Collected data
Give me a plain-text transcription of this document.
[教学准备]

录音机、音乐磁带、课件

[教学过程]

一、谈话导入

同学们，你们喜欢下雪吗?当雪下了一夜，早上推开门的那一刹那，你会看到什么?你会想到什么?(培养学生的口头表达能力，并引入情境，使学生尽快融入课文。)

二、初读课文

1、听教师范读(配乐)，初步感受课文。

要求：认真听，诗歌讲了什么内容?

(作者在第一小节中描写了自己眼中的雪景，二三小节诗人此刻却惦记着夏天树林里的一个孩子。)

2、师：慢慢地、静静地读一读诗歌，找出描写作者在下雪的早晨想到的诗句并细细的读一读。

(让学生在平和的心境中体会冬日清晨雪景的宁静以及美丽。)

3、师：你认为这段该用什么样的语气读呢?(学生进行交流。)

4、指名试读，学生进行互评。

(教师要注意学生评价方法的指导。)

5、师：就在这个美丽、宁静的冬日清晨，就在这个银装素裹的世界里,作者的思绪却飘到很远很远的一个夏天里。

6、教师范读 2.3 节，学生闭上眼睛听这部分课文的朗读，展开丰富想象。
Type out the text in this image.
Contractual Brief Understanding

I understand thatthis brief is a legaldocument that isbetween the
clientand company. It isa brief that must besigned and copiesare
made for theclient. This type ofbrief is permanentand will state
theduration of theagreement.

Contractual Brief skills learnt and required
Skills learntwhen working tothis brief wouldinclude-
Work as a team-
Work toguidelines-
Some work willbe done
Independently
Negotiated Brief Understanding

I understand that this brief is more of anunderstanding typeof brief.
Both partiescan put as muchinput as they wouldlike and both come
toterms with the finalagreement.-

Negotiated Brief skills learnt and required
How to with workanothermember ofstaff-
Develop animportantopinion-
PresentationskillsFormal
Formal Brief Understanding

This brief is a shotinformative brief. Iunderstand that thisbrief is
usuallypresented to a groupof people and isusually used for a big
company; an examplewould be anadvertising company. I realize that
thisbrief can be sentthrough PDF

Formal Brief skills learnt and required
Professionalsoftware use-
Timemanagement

▸ **Given request**:
Please quote the data above in full, with no line missing.

▸ **Task response**:
Give me a plain-text transcription of this document.
[教学准备]

录音机、音乐磁带、课件

[教学过程]

一、谈话导入

同学们，你们喜欢下雪吗?当雪下了一夜，早上推开门的那一刹那，你会看到什么?你会想到什么?(培养学生的口头表达能力，并引入情境，使学生尽快融入课文。)

二、初读课文

1、听教师范读(配乐)，初步感受课文。

要求：认真听，诗歌讲了什么内容?

(作者在第一小节中描写了自己眼中的雪景，二三小节诗人此刻却惦记着夏天树林里的一个孩子。)

2、师：慢慢地、静静地读一读诗歌，找出描写作者在下雪的早晨想到的诗句并细细的读一读。

(让学生在平和的心境中体会冬日清晨雪景的宁静以及美丽。)

3、师：你认为这段该用什么样的语气读呢?(学生进行交流。)

4、指名试读，学生进行互评。

(教师要注意学生评价方法的指导。)

5、师：就在这个美丽、宁静的冬日清晨，就在这个银装素裹的世界里,作者的思绪却飘到很远很远的一个夏天里。

6、教师范读 2.3 节，学生闭上眼睛听这部分课文的朗读，展开丰富想象。
Type out the text in this image.
Contractual Brief Understanding

I understand thatthis brief is a legaldocument that isbetween the
clientand company. It isa brief that must besigned and copiesare
made for theclient. This type ofbrief is permanentand will state
theduration of theagreement.

Contractual Brief skills learnt and required
Skills learntwhen working tothis brief wouldinclude-
Work as a team-
Work toguidelines-
Some work willbe done
Independently
Negotiated Brief Understanding

I understand that this brief is more of anunderstanding typeof brief.
Both partiescan put as muchinput as they wouldlike and both come
toterms with the finalagreement.-

Negotiated Brief skills learnt and required
How to with workanothermember ofstaff-
Develop animportantopinion-
PresentationskillsFormal
Formal Brief Understanding

This brief is a shotinformative brief. Iunderstand that thisbrief is
usuallypresented to a groupof people and isusually used for a big
company; an examplewould be anadvertising company. I realize that
thisbrief can be sentthrough PDF

Formal Brief skills learnt and required
Professionalsoftware use-
Timemanagement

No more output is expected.